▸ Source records
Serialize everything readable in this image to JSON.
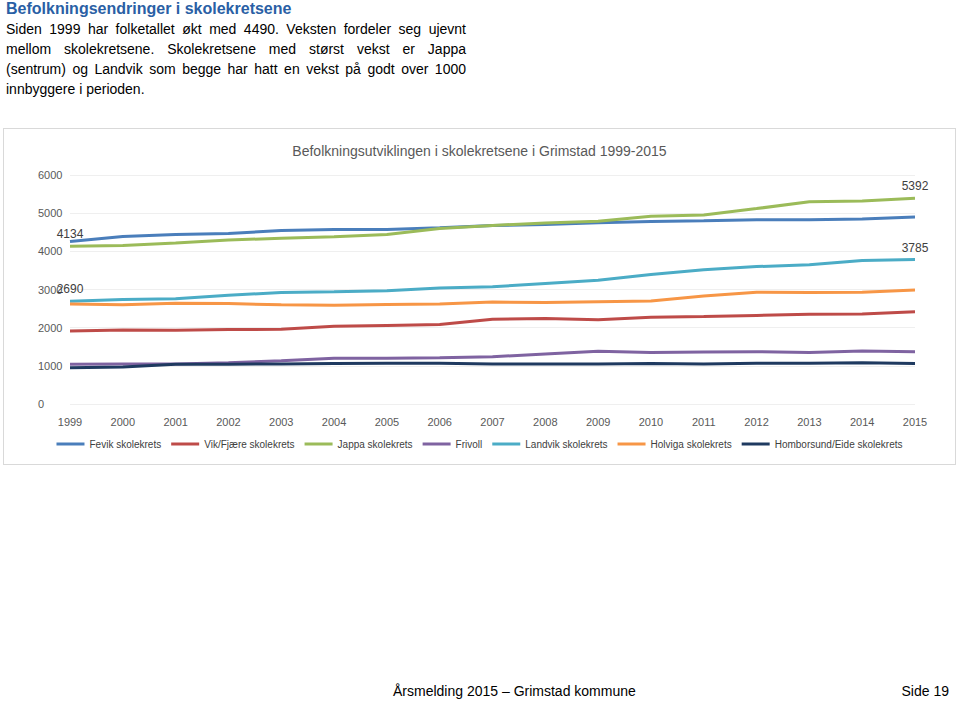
{
  "heading": "Befolkningsendringer i skolekretsene",
  "intro": "Siden 1999 har folketallet økt med 4490. Veksten fordeler seg ujevnt mellom skolekretsene. Skolekretsene med størst vekst er Jappa (sentrum) og Landvik som begge har hatt en vekst på godt over 1000 innbyggere i perioden.",
  "footer": {
    "left": "Årsmelding 2015 – Grimstad kommune",
    "right": "Side 19"
  },
  "chart_data": {
    "type": "line",
    "title": "Befolkningsutviklingen i skolekretsene i Grimstad 1999-2015",
    "categories": [
      "1999",
      "2000",
      "2001",
      "2002",
      "2003",
      "2004",
      "2005",
      "2006",
      "2007",
      "2008",
      "2009",
      "2010",
      "2011",
      "2012",
      "2013",
      "2014",
      "2015"
    ],
    "ylim": [
      0,
      6000
    ],
    "yticks": [
      0,
      1000,
      2000,
      3000,
      4000,
      5000,
      6000
    ],
    "grid": true,
    "legend": "bottom",
    "series": [
      {
        "name": "Fevik skolekrets",
        "color": "#4a7ebb",
        "values": [
          4260,
          4390,
          4440,
          4470,
          4545,
          4570,
          4570,
          4620,
          4680,
          4700,
          4750,
          4780,
          4800,
          4830,
          4830,
          4850,
          4900
        ]
      },
      {
        "name": "Vik/Fjære skolekrets",
        "color": "#be4b48",
        "values": [
          1910,
          1940,
          1930,
          1950,
          1960,
          2040,
          2060,
          2080,
          2220,
          2240,
          2210,
          2270,
          2290,
          2320,
          2350,
          2360,
          2420
        ]
      },
      {
        "name": "Jappa skolekrets",
        "color": "#9bbb59",
        "values": [
          4134,
          4150,
          4220,
          4300,
          4340,
          4380,
          4440,
          4600,
          4680,
          4740,
          4790,
          4920,
          4950,
          5120,
          5300,
          5320,
          5392
        ]
      },
      {
        "name": "Frivoll",
        "color": "#7f63a1",
        "values": [
          1040,
          1050,
          1050,
          1080,
          1130,
          1200,
          1200,
          1210,
          1240,
          1310,
          1380,
          1350,
          1360,
          1370,
          1350,
          1390,
          1370
        ]
      },
      {
        "name": "Landvik skolekrets",
        "color": "#4bacc6",
        "values": [
          2690,
          2740,
          2760,
          2850,
          2920,
          2940,
          2970,
          3040,
          3070,
          3160,
          3240,
          3390,
          3520,
          3600,
          3650,
          3760,
          3785
        ]
      },
      {
        "name": "Holviga skolekrets",
        "color": "#f79646",
        "values": [
          2620,
          2600,
          2640,
          2630,
          2600,
          2590,
          2610,
          2620,
          2670,
          2660,
          2680,
          2700,
          2830,
          2930,
          2920,
          2930,
          2990
        ]
      },
      {
        "name": "Homborsund/Eide skolekrets",
        "color": "#1f3a60",
        "values": [
          950,
          970,
          1040,
          1040,
          1050,
          1060,
          1070,
          1070,
          1050,
          1050,
          1050,
          1060,
          1050,
          1070,
          1070,
          1080,
          1060
        ]
      }
    ],
    "annotations": [
      {
        "series": "Jappa skolekrets",
        "x": "1999",
        "text": "4134"
      },
      {
        "series": "Jappa skolekrets",
        "x": "2015",
        "text": "5392"
      },
      {
        "series": "Landvik skolekrets",
        "x": "1999",
        "text": "2690"
      },
      {
        "series": "Landvik skolekrets",
        "x": "2015",
        "text": "3785"
      }
    ]
  }
}
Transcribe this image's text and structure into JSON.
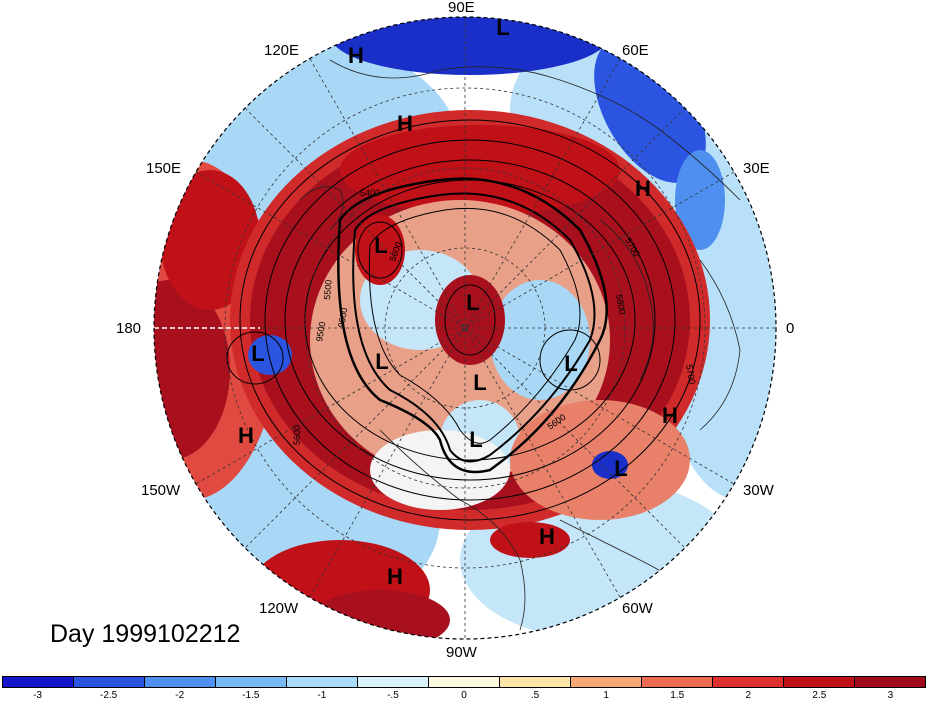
{
  "day_label": "Day 1999102212",
  "longitude_labels": [
    "90E",
    "60E",
    "30E",
    "0",
    "30W",
    "60W",
    "90W",
    "120W",
    "150W",
    "180",
    "150E",
    "120E"
  ],
  "pressure_systems": [
    "L",
    "H",
    "H",
    "H",
    "L",
    "L",
    "L",
    "L",
    "L",
    "L",
    "L",
    "H",
    "L",
    "H",
    "H",
    "H"
  ],
  "contour_labels": [
    "5400",
    "5700",
    "5800",
    "5600",
    "5500",
    "9500",
    "9500",
    "5600",
    "5600",
    "5700"
  ],
  "colorbar": {
    "ticks": [
      "-3",
      "-2.5",
      "-2",
      "-1.5",
      "-1",
      "-.5",
      "0",
      ".5",
      "1",
      "1.5",
      "2",
      "2.5",
      "3"
    ],
    "colors": [
      "#1515cc",
      "#2b55e0",
      "#4f8ff0",
      "#78b8f5",
      "#a8dcfa",
      "#d8f2fc",
      "#fdf8e0",
      "#fbe4a8",
      "#f6a878",
      "#ee6a50",
      "#e03030",
      "#c01018",
      "#a00a1c"
    ]
  },
  "colors": {
    "strong_negative": "#1a2fc8",
    "negative": "#6aa8ee",
    "weak_negative": "#c4e6f8",
    "neutral": "#ffffff",
    "weak_positive": "#f8c8a0",
    "positive": "#e04a40",
    "strong_positive": "#a8101e"
  }
}
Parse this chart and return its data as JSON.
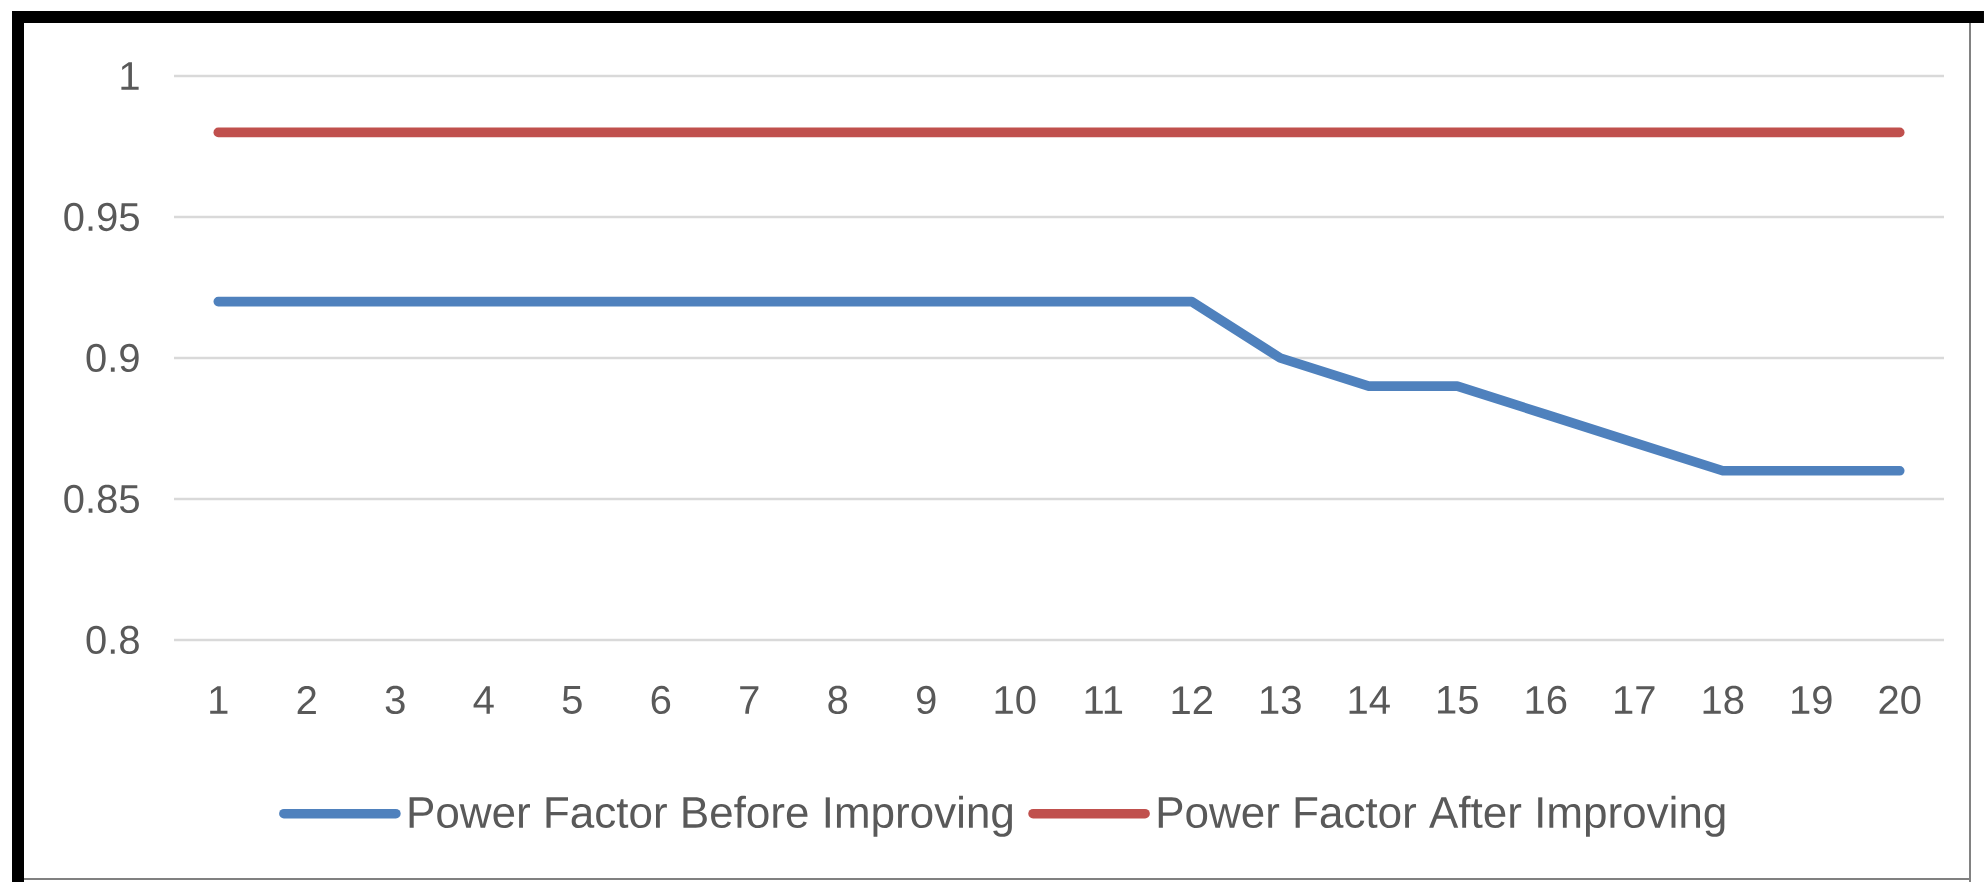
{
  "chart_data": {
    "type": "line",
    "categories": [
      "1",
      "2",
      "3",
      "4",
      "5",
      "6",
      "7",
      "8",
      "9",
      "10",
      "11",
      "12",
      "13",
      "14",
      "15",
      "16",
      "17",
      "18",
      "19",
      "20"
    ],
    "series": [
      {
        "name": "Power Factor Before Improving",
        "color": "#4f81bd",
        "values": [
          0.92,
          0.92,
          0.92,
          0.92,
          0.92,
          0.92,
          0.92,
          0.92,
          0.92,
          0.92,
          0.92,
          0.92,
          0.9,
          0.89,
          0.89,
          0.88,
          0.87,
          0.86,
          0.86,
          0.86
        ]
      },
      {
        "name": "Power Factor After Improving",
        "color": "#c0504d",
        "values": [
          0.98,
          0.98,
          0.98,
          0.98,
          0.98,
          0.98,
          0.98,
          0.98,
          0.98,
          0.98,
          0.98,
          0.98,
          0.98,
          0.98,
          0.98,
          0.98,
          0.98,
          0.98,
          0.98,
          0.98
        ]
      }
    ],
    "ylim": [
      0.8,
      1
    ],
    "yticks": [
      0.8,
      0.85,
      0.9,
      0.95,
      1
    ],
    "grid": "y",
    "legend": "bottom",
    "line_style": "solid"
  }
}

▸ Task requirements
List each line of the entries that holds the string "skolekretsene".

▸ Correct output
  "heading": "Befolkningsendringer i skolekretsene",
  "intro": "Siden 1999 har folketallet økt med 4490. Veksten fordeler seg ujevnt mellom skolekretsene. Skolekretsene med størst vekst er Jappa (sentrum) og Landvik som begge har hatt en vekst på godt over 1000 innbyggere i perioden.",
    "title": "Befolkningsutviklingen i skolekretsene i Grimstad 1999-2015",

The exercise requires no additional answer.